Using the material below, copy every line where "אשדוד" appears.

[Collection entries]

------------

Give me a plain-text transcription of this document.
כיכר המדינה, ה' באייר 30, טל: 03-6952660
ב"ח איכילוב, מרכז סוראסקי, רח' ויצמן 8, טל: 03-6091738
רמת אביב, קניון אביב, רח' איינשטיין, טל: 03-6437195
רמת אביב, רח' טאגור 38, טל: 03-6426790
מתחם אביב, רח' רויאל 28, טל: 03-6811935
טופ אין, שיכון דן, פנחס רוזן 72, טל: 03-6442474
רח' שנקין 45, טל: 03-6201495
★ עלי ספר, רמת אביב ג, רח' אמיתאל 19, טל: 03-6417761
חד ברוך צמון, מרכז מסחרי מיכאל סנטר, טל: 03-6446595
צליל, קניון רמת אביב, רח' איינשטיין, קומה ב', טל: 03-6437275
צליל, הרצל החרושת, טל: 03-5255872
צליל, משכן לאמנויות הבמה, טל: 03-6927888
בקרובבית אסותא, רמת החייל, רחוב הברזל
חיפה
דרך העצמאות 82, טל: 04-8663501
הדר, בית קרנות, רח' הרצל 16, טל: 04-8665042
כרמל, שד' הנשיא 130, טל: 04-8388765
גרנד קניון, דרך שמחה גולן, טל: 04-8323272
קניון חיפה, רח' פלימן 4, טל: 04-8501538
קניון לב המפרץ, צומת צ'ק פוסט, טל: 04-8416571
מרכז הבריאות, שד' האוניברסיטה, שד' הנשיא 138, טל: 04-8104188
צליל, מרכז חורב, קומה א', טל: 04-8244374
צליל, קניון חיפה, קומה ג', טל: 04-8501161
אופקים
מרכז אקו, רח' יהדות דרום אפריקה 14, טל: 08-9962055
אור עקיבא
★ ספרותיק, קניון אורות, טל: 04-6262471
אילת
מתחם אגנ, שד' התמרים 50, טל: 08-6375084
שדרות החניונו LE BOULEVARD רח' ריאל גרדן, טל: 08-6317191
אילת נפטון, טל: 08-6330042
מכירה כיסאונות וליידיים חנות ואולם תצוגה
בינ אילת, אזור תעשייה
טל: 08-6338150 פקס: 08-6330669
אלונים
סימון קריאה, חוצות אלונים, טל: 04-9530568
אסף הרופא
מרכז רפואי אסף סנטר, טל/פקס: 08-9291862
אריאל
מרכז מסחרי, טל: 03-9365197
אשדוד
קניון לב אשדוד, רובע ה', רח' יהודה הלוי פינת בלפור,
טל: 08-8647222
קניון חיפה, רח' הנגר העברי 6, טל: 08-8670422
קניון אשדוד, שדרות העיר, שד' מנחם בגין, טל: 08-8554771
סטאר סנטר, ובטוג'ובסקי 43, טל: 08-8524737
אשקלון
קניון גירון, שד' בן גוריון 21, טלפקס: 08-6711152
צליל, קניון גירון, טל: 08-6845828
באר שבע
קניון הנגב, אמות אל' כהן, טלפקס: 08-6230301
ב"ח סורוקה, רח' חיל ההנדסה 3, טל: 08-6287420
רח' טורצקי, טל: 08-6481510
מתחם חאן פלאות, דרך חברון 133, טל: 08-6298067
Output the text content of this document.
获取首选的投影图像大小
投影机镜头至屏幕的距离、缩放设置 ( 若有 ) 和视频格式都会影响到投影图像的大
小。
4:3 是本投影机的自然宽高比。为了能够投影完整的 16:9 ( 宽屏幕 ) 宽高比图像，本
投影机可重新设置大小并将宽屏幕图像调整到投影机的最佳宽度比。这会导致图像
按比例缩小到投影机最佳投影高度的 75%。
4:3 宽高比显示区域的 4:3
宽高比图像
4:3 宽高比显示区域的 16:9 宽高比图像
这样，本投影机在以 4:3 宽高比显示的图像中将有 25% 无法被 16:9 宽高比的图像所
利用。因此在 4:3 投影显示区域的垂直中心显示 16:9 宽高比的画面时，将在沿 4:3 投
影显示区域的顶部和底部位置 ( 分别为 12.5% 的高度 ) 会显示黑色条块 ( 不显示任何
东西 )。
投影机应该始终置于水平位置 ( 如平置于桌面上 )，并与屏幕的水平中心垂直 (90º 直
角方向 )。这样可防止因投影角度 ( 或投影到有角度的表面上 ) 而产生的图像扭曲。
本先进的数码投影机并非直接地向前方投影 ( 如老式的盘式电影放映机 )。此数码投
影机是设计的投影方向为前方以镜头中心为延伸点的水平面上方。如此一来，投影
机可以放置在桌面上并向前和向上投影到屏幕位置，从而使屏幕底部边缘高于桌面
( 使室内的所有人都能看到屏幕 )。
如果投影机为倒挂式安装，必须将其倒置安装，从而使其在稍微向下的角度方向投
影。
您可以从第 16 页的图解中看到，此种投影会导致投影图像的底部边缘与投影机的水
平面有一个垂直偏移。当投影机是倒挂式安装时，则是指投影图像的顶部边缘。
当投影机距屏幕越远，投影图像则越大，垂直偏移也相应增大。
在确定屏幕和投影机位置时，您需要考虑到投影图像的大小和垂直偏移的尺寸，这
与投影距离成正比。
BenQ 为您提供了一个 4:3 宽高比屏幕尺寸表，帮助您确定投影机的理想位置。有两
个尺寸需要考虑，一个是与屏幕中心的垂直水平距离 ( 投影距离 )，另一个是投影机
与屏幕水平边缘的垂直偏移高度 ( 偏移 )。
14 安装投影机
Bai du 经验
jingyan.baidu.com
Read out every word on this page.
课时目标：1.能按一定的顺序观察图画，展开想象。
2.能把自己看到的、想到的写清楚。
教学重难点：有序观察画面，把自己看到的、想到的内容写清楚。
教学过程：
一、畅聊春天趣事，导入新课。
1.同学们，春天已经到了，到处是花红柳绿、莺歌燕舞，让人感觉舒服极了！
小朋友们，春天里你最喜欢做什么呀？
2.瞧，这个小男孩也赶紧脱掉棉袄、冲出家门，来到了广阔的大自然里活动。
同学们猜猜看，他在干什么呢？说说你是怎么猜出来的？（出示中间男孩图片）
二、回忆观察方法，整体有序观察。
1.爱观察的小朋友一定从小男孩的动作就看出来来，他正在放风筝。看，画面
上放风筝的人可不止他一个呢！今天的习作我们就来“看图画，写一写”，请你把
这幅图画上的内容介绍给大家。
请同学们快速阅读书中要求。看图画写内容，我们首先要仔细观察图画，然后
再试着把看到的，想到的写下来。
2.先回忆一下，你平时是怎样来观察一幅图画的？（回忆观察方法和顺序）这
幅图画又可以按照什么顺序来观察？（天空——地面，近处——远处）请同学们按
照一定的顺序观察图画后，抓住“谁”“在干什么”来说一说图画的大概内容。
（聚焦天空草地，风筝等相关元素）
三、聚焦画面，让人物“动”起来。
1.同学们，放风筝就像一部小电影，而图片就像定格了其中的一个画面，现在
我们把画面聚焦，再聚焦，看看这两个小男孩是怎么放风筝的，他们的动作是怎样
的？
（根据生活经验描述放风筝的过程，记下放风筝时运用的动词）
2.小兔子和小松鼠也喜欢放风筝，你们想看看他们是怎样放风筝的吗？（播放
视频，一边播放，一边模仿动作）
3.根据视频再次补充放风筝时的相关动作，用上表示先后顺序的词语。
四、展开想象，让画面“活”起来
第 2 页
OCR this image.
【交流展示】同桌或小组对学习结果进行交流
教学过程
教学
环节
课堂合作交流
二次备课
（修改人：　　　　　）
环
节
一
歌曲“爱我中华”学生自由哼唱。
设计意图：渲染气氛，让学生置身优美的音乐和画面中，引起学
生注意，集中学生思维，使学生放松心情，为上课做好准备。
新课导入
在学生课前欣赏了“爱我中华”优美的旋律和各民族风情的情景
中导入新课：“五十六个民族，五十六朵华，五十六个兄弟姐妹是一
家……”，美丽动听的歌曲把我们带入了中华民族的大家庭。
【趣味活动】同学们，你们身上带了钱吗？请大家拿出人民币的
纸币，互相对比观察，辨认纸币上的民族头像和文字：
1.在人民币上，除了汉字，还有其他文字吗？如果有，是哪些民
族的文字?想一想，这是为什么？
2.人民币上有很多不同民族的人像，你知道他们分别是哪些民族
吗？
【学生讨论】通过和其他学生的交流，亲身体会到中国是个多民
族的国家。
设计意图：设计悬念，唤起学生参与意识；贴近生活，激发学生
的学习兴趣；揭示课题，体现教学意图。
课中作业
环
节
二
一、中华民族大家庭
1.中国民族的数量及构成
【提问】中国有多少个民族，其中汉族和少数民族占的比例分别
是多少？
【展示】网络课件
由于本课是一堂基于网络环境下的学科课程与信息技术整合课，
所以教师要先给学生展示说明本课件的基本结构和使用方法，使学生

------------

**WRITTEN RESPONSE:**
אשדוד
קניון לב אשדוד, רובע ה', רח' יהודה הלוי פינת בלפור,
קניון אשדוד, שדרות העיר, שד' מנחם בגין, טל: 08-8554771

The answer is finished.